■ **WRITTEN PROBLEM**
Go through the material below and copy each line where the word "celu" appears.

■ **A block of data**
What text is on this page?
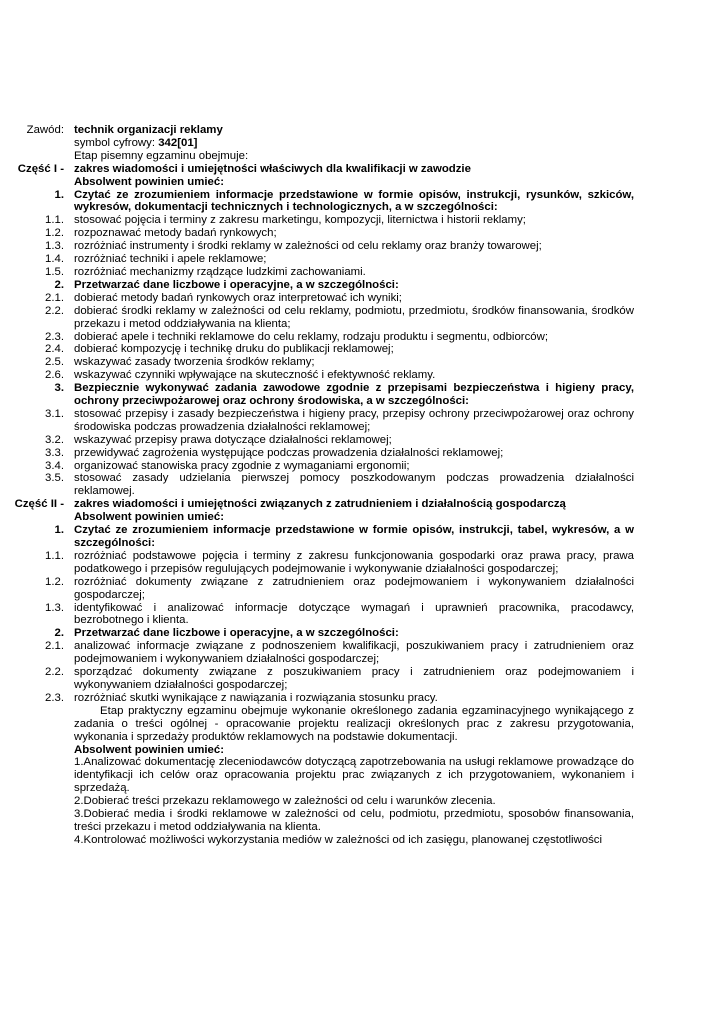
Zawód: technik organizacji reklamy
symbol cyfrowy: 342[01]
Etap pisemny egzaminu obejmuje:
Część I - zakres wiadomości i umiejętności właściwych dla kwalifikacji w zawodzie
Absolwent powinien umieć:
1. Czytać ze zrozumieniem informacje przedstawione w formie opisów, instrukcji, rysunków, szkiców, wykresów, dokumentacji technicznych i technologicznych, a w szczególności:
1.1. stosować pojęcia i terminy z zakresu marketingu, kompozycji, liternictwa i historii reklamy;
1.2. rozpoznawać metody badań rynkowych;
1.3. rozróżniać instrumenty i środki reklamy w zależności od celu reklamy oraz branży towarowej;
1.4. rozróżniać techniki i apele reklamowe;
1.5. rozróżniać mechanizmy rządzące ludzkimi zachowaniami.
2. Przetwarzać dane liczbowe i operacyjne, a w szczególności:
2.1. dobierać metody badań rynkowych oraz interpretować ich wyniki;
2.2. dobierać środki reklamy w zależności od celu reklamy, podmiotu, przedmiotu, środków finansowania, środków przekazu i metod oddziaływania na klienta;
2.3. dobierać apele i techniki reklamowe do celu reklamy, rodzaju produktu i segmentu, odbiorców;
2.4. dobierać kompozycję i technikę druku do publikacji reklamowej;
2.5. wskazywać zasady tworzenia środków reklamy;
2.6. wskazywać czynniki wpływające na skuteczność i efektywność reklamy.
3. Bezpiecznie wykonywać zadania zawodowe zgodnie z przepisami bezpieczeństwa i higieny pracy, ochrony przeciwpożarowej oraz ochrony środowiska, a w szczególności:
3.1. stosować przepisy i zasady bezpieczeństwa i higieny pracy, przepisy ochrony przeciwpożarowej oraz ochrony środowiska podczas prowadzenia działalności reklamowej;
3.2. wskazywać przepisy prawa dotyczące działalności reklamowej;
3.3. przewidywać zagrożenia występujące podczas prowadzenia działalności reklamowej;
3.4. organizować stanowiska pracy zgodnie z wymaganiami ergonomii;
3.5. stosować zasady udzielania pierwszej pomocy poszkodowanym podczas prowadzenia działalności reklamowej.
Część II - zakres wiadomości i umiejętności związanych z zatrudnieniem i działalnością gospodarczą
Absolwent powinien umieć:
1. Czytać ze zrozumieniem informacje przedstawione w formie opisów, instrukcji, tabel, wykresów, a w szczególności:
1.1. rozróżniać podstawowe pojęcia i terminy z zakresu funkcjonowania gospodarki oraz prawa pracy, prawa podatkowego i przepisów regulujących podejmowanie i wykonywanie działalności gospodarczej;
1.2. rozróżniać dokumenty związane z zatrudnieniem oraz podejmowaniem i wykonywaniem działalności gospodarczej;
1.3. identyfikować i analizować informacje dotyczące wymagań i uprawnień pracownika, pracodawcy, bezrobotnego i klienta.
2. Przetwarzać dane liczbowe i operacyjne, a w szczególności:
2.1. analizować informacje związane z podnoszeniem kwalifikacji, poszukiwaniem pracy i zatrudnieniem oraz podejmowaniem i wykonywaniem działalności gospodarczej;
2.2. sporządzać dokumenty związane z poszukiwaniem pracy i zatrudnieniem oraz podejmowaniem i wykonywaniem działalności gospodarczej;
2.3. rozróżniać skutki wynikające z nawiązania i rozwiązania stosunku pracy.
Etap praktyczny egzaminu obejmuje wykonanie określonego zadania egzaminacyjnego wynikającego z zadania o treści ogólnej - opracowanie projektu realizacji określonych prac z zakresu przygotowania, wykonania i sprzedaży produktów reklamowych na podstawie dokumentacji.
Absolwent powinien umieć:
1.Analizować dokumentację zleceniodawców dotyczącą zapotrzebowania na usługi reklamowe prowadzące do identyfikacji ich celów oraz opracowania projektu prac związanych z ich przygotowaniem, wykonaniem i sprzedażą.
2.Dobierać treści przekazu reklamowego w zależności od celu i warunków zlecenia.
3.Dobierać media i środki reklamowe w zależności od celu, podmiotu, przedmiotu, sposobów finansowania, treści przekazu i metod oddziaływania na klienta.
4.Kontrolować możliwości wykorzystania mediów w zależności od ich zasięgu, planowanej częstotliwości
==
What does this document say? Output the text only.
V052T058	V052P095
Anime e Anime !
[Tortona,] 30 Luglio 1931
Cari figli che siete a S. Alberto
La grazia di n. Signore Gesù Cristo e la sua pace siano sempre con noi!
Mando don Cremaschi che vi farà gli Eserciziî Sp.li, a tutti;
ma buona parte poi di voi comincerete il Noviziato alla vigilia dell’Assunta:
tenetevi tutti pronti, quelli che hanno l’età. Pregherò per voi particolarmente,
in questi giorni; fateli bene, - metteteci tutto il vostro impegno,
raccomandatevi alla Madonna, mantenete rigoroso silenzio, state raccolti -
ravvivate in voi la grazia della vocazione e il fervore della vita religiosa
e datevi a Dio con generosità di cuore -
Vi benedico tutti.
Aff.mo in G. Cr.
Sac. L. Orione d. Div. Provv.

■ **OUTPUT FOR THIS EXERCISE**
1.3. rozróżniać instrumenty i środki reklamy w zależności od celu reklamy oraz branży towarowej;
2.2. dobierać środki reklamy w zależności od celu reklamy, podmiotu, przedmiotu, środków finansowania, środków przekazu i metod oddziaływania na klienta;
2.3. dobierać apele i techniki reklamowe do celu reklamy, rodzaju produktu i segmentu, odbiorców;
2.Dobierać treści przekazu reklamowego w zależności od celu i warunków zlecenia.
3.Dobierać media i środki reklamowe w zależności od celu, podmiotu, przedmiotu, sposobów finansowania, treści przekazu i metod oddziaływania na klienta.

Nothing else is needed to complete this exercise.